> **YOUR OBJECTIVE**
Only the lines holding the string "exit" are needed. Copy each one.

> **Extracted data entries**
***
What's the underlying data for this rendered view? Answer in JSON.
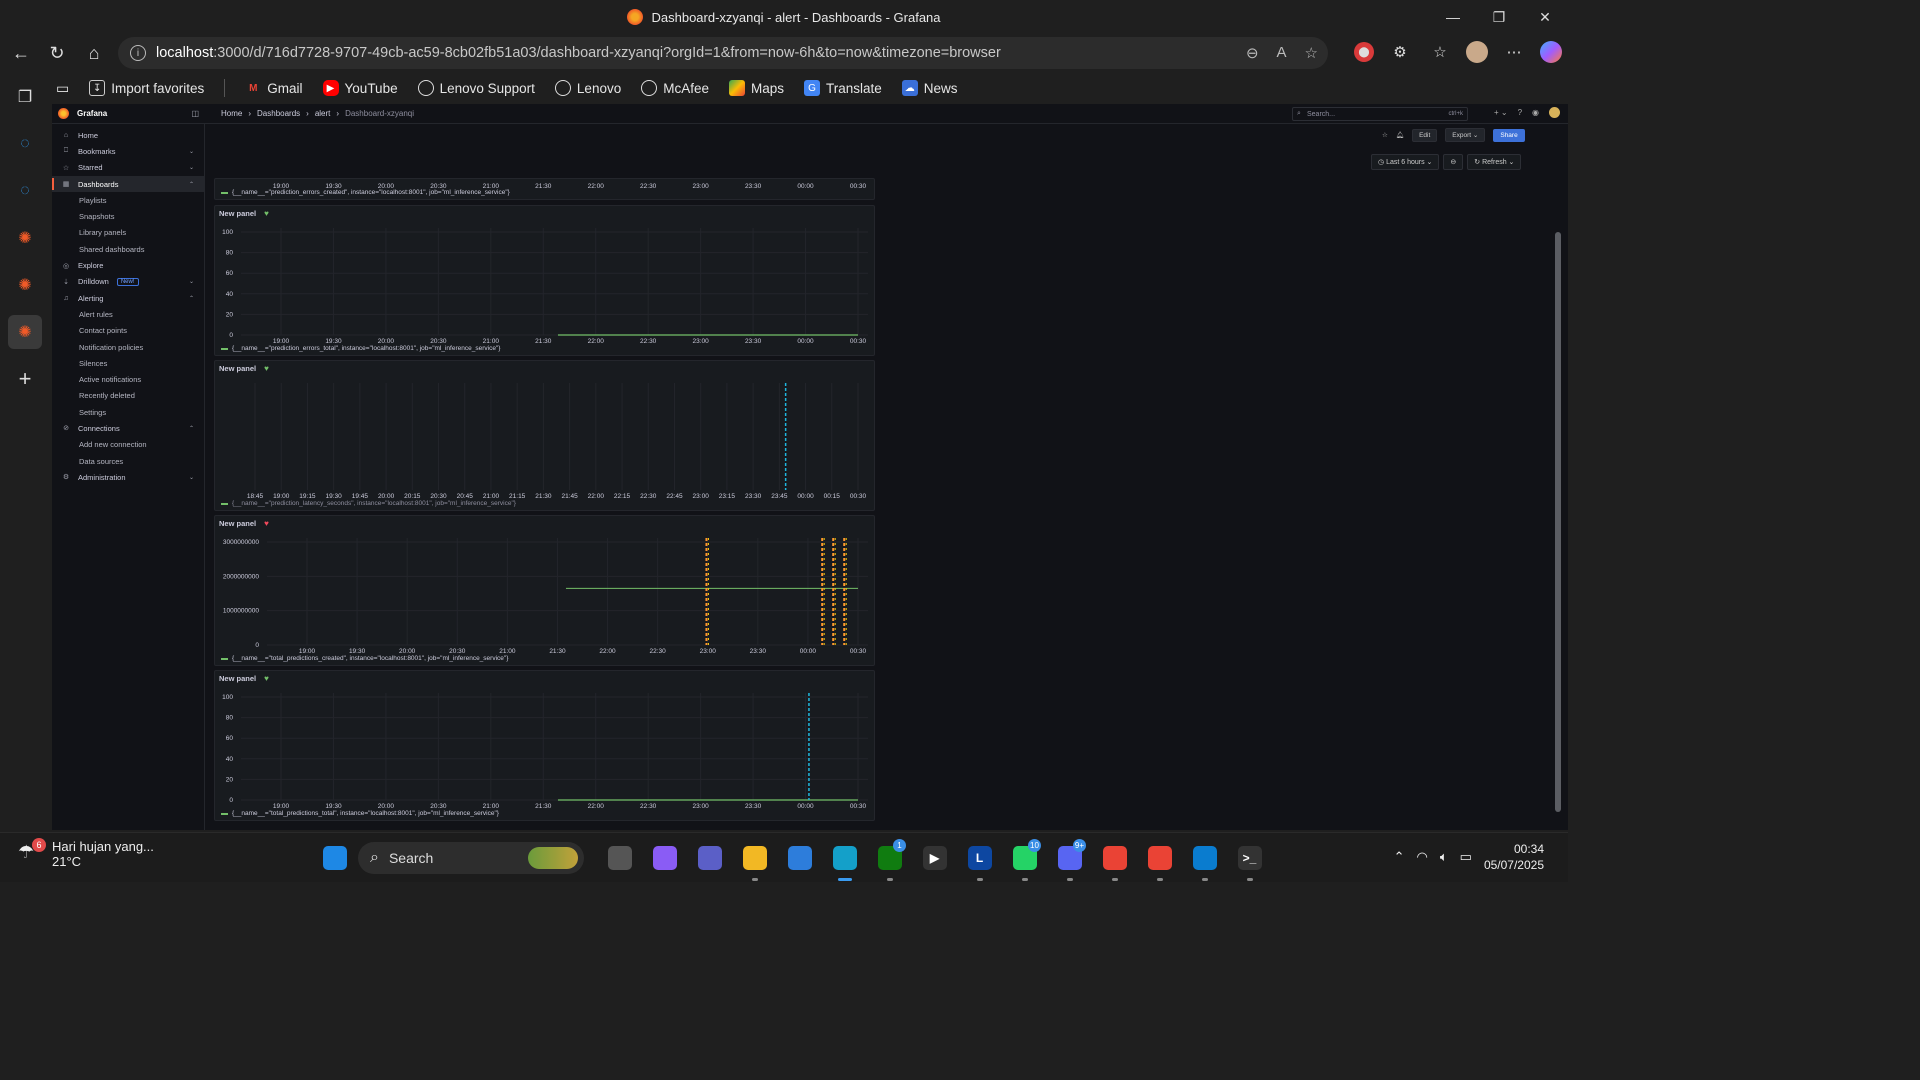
{
  "window": {
    "title": "Dashboard-xzyanqi - alert - Dashboards - Grafana",
    "controls": [
      "—",
      "❐",
      "✕"
    ]
  },
  "browser": {
    "url_host": "localhost",
    "url_rest": ":3000/d/716d7728-9707-49cb-ac59-8cb02fb51a03/dashboard-xzyanqi?orgId=1&from=now-6h&to=now&timezone=browser",
    "bookmarks": [
      {
        "label": "Import favorites",
        "icon": "import-icon",
        "color": "#2b2b2b"
      },
      {
        "label": "Gmail",
        "icon": "gmail-icon",
        "color": "#ea4335"
      },
      {
        "label": "YouTube",
        "icon": "youtube-icon",
        "color": "#ff0000"
      },
      {
        "label": "Lenovo Support",
        "icon": "globe-icon",
        "color": "#2b2b2b"
      },
      {
        "label": "Lenovo",
        "icon": "globe-icon",
        "color": "#2b2b2b"
      },
      {
        "label": "McAfee",
        "icon": "globe-icon",
        "color": "#2b2b2b"
      },
      {
        "label": "Maps",
        "icon": "maps-icon",
        "color": "#34a853"
      },
      {
        "label": "Translate",
        "icon": "translate-icon",
        "color": "#4285f4"
      },
      {
        "label": "News",
        "icon": "news-icon",
        "color": "#3a6fd8"
      }
    ]
  },
  "grafana": {
    "brand": "Grafana",
    "breadcrumb": [
      "Home",
      "Dashboards",
      "alert",
      "Dashboard-xzyanqi"
    ],
    "search_placeholder": "Search...",
    "search_shortcut": "ctrl+k",
    "sidebar": [
      {
        "label": "Home",
        "icon": "home-icon",
        "level": 0
      },
      {
        "label": "Bookmarks",
        "icon": "bookmark-icon",
        "level": 0,
        "chevron": "⌄"
      },
      {
        "label": "Starred",
        "icon": "star-icon",
        "level": 0,
        "chevron": "⌄"
      },
      {
        "label": "Dashboards",
        "icon": "dashboards-icon",
        "level": 0,
        "chevron": "⌃",
        "active": true
      },
      {
        "label": "Playlists",
        "level": 1
      },
      {
        "label": "Snapshots",
        "level": 1
      },
      {
        "label": "Library panels",
        "level": 1
      },
      {
        "label": "Shared dashboards",
        "level": 1
      },
      {
        "label": "Explore",
        "icon": "compass-icon",
        "level": 0
      },
      {
        "label": "Drilldown",
        "icon": "drilldown-icon",
        "level": 0,
        "chevron": "⌄",
        "badge": "New!"
      },
      {
        "label": "Alerting",
        "icon": "bell-icon",
        "level": 0,
        "chevron": "⌃"
      },
      {
        "label": "Alert rules",
        "level": 1
      },
      {
        "label": "Contact points",
        "level": 1
      },
      {
        "label": "Notification policies",
        "level": 1
      },
      {
        "label": "Silences",
        "level": 1
      },
      {
        "label": "Active notifications",
        "level": 1
      },
      {
        "label": "Recently deleted",
        "level": 1
      },
      {
        "label": "Settings",
        "level": 1
      },
      {
        "label": "Connections",
        "icon": "connections-icon",
        "level": 0,
        "chevron": "⌃"
      },
      {
        "label": "Add new connection",
        "level": 1
      },
      {
        "label": "Data sources",
        "level": 1
      },
      {
        "label": "Administration",
        "icon": "gear-icon",
        "level": 0,
        "chevron": "⌄"
      }
    ],
    "toolbar": {
      "edit": "Edit",
      "export": "Export",
      "share": "Share"
    },
    "time_range": "Last 6 hours",
    "refresh": "Refresh"
  },
  "panels": [
    {
      "title": "",
      "state": "",
      "legend": "{__name__=\"prediction_errors_created\", instance=\"localhost:8001\", job=\"ml_inference_service\"}",
      "x_ticks": [
        "19:00",
        "19:30",
        "20:00",
        "20:30",
        "21:00",
        "21:30",
        "22:00",
        "22:30",
        "23:00",
        "23:30",
        "00:00",
        "00:30"
      ],
      "y_ticks": []
    },
    {
      "title": "New panel",
      "state": "ok",
      "legend": "{__name__=\"prediction_errors_total\", instance=\"localhost:8001\", job=\"ml_inference_service\"}",
      "x_ticks": [
        "19:00",
        "19:30",
        "20:00",
        "20:30",
        "21:00",
        "21:30",
        "22:00",
        "22:30",
        "23:00",
        "23:30",
        "00:00",
        "00:30"
      ],
      "y_ticks": [
        "100",
        "80",
        "60",
        "40",
        "20",
        "0"
      ]
    },
    {
      "title": "New panel",
      "state": "ok",
      "legend": "{__name__=\"prediction_latency_seconds\", instance=\"localhost:8001\", job=\"ml_inference_service\"}",
      "x_ticks": [
        "18:45",
        "19:00",
        "19:15",
        "19:30",
        "19:45",
        "20:00",
        "20:15",
        "20:30",
        "20:45",
        "21:00",
        "21:15",
        "21:30",
        "21:45",
        "22:00",
        "22:15",
        "22:30",
        "22:45",
        "23:00",
        "23:15",
        "23:30",
        "23:45",
        "00:00",
        "00:15",
        "00:30"
      ],
      "y_ticks": []
    },
    {
      "title": "New panel",
      "state": "alerting",
      "legend": "{__name__=\"total_predictions_created\", instance=\"localhost:8001\", job=\"ml_inference_service\"}",
      "x_ticks": [
        "19:00",
        "19:30",
        "20:00",
        "20:30",
        "21:00",
        "21:30",
        "22:00",
        "22:30",
        "23:00",
        "23:30",
        "00:00",
        "00:30"
      ],
      "y_ticks": [
        "3000000000",
        "2000000000",
        "1000000000",
        "0"
      ]
    },
    {
      "title": "New panel",
      "state": "ok",
      "legend": "{__name__=\"total_predictions_total\", instance=\"localhost:8001\", job=\"ml_inference_service\"}",
      "x_ticks": [
        "19:00",
        "19:30",
        "20:00",
        "20:30",
        "21:00",
        "21:30",
        "22:00",
        "22:30",
        "23:00",
        "23:30",
        "00:00",
        "00:30"
      ],
      "y_ticks": [
        "100",
        "80",
        "60",
        "40",
        "20",
        "0"
      ]
    }
  ],
  "colors": {
    "series": "#73bf69",
    "ok": "#73bf69",
    "alerting": "#f2495c",
    "annotation_cyan": "#1fb8e0",
    "annotation_orange": "#ff9830"
  },
  "taskbar": {
    "weather_text": "Hari hujan yang...",
    "weather_temp": "21°C",
    "weather_badge": "6",
    "search_label": "Search",
    "time": "00:34",
    "date": "05/07/2025",
    "apps": [
      {
        "name": "start",
        "label": "",
        "color": "#1e88e5"
      },
      {
        "name": "task-view",
        "label": "",
        "color": "#555"
      },
      {
        "name": "copilot",
        "label": "",
        "color": "#8a5cf5"
      },
      {
        "name": "teams",
        "label": "",
        "color": "#5b5fc7"
      },
      {
        "name": "file-explorer",
        "label": "",
        "color": "#f2b824"
      },
      {
        "name": "microsoft-store",
        "label": "",
        "color": "#2d7ddb"
      },
      {
        "name": "edge",
        "label": "",
        "color": "#14a0c9"
      },
      {
        "name": "xbox",
        "label": "",
        "color": "#107c10",
        "badge": "1"
      },
      {
        "name": "media-player",
        "label": "▶",
        "color": "#333"
      },
      {
        "name": "lenovo-l",
        "label": "L",
        "color": "#0d47a1"
      },
      {
        "name": "whatsapp",
        "label": "",
        "color": "#25d366",
        "badge": "10"
      },
      {
        "name": "discord",
        "label": "",
        "color": "#5865f2",
        "badge": "9+"
      },
      {
        "name": "chrome",
        "label": "",
        "color": "#ea4335"
      },
      {
        "name": "chrome-profile",
        "label": "",
        "color": "#ea4335"
      },
      {
        "name": "vscode",
        "label": "",
        "color": "#0a7ccf"
      },
      {
        "name": "terminal",
        "label": ">_",
        "color": "#333"
      }
    ]
  }
}
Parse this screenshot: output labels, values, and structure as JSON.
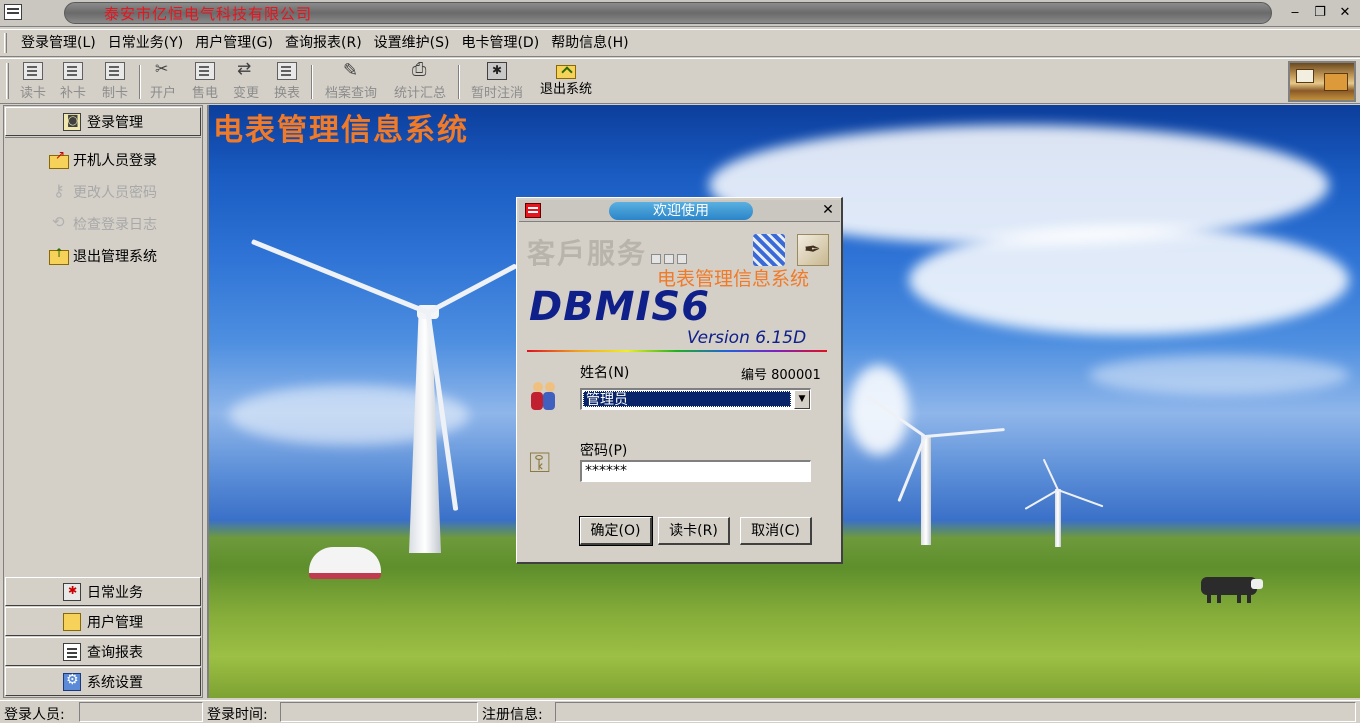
{
  "window": {
    "title": "泰安市亿恒电气科技有限公司",
    "controls": [
      "minimize",
      "restore",
      "close"
    ]
  },
  "menu": [
    {
      "label": "登录管理(L)"
    },
    {
      "label": "日常业务(Y)"
    },
    {
      "label": "用户管理(G)"
    },
    {
      "label": "查询报表(R)"
    },
    {
      "label": "设置维护(S)"
    },
    {
      "label": "电卡管理(D)"
    },
    {
      "label": "帮助信息(H)"
    }
  ],
  "toolbar": {
    "buttons": [
      {
        "label": "读卡",
        "icon": "read-card-icon",
        "enabled": false
      },
      {
        "label": "补卡",
        "icon": "reissue-card-icon",
        "enabled": false
      },
      {
        "label": "制卡",
        "icon": "make-card-icon",
        "enabled": false
      },
      {
        "label": "开户",
        "icon": "open-account-icon",
        "enabled": false
      },
      {
        "label": "售电",
        "icon": "sell-power-icon",
        "enabled": false
      },
      {
        "label": "变更",
        "icon": "change-icon",
        "enabled": false
      },
      {
        "label": "换表",
        "icon": "replace-meter-icon",
        "enabled": false
      },
      {
        "label": "档案查询",
        "icon": "archive-query-icon",
        "enabled": false
      },
      {
        "label": "统计汇总",
        "icon": "statistics-icon",
        "enabled": false
      },
      {
        "label": "暂时注消",
        "icon": "logout-temp-icon",
        "enabled": false
      },
      {
        "label": "退出系统",
        "icon": "exit-system-icon",
        "enabled": true
      }
    ]
  },
  "sidebar": {
    "active_section": {
      "label": "登录管理",
      "icon": "login-icon"
    },
    "items": [
      {
        "label": "开机人员登录",
        "enabled": true,
        "icon": "login-open-icon"
      },
      {
        "label": "更改人员密码",
        "enabled": false,
        "icon": "key-icon"
      },
      {
        "label": "检查登录日志",
        "enabled": false,
        "icon": "log-icon"
      },
      {
        "label": "退出管理系统",
        "enabled": true,
        "icon": "exit-icon"
      }
    ],
    "sections": [
      {
        "label": "日常业务",
        "icon": "daily-icon"
      },
      {
        "label": "用户管理",
        "icon": "users-icon"
      },
      {
        "label": "查询报表",
        "icon": "report-icon"
      },
      {
        "label": "系统设置",
        "icon": "settings-icon"
      }
    ]
  },
  "main": {
    "title": "电表管理信息系统"
  },
  "dialog": {
    "title": "欢迎使用",
    "brand": "客戶服务",
    "subtitle": "电表管理信息系统",
    "product": "DBMIS6",
    "version": "Version  6.15D",
    "name_label": "姓名(N)",
    "emp_no": "编号  800001",
    "name_value": "管理员",
    "password_label": "密码(P)",
    "password_value": "******",
    "buttons": {
      "ok": "确定(O)",
      "read_card": "读卡(R)",
      "cancel": "取消(C)"
    }
  },
  "status": {
    "user_label": "登录人员:",
    "time_label": "登录时间:",
    "reg_label": "注册信息:"
  }
}
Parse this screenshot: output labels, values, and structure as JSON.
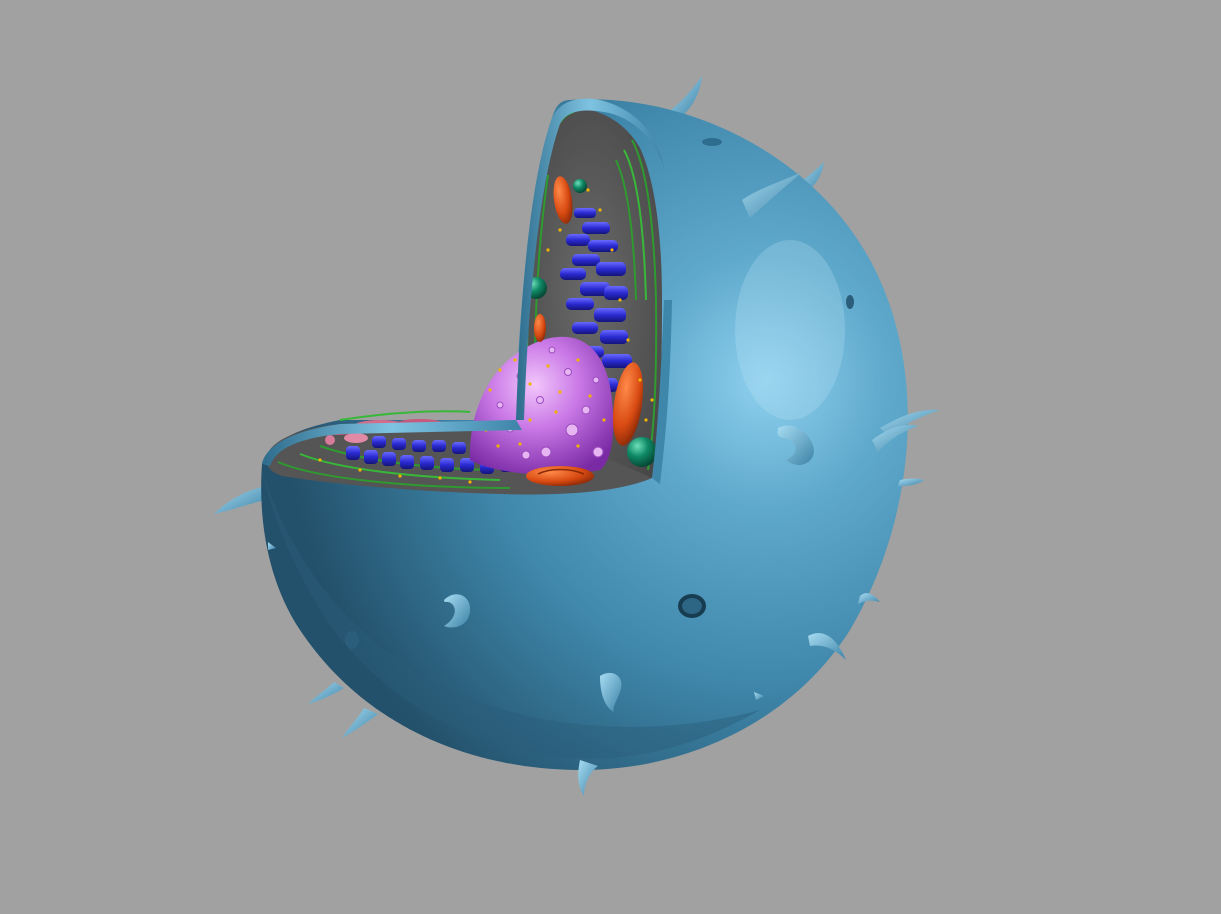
{
  "scene": {
    "subject": "animal-cell-cutaway",
    "background_color": "#a1a1a1",
    "colors": {
      "membrane": "#3f87ab",
      "membrane_highlight": "#9fd6ee",
      "membrane_shadow": "#1d4860",
      "cytoplasm": "#5b5b5b",
      "nucleus": "#c070e0",
      "nucleus_pore": "#e7b6f2",
      "endoplasmic_reticulum": "#2a2ad2",
      "mitochondria": "#d84a12",
      "golgi": "#c65a7c",
      "lysosome": "#0f8a66",
      "membrane_layers": "#2f9a2f",
      "ribosome": "#f0b400"
    },
    "organelles": [
      {
        "name": "cell-membrane"
      },
      {
        "name": "cytoplasm"
      },
      {
        "name": "nucleus"
      },
      {
        "name": "rough-endoplasmic-reticulum"
      },
      {
        "name": "mitochondria"
      },
      {
        "name": "golgi-apparatus"
      },
      {
        "name": "lysosome"
      },
      {
        "name": "ribosomes"
      },
      {
        "name": "microvilli"
      }
    ]
  }
}
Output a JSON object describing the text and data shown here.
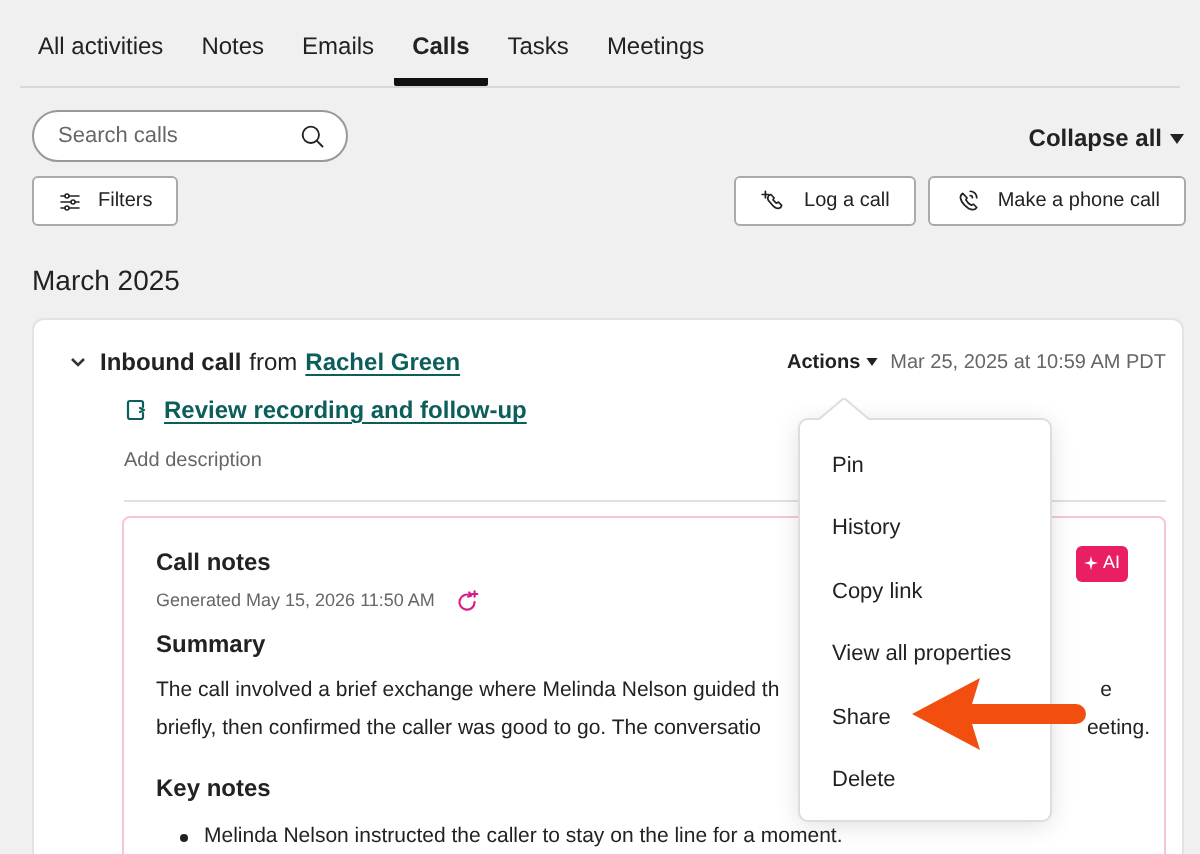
***
> **COMPLETED TASK**
        "icon": "exit-system-icon",
        "icon": "exit-icon"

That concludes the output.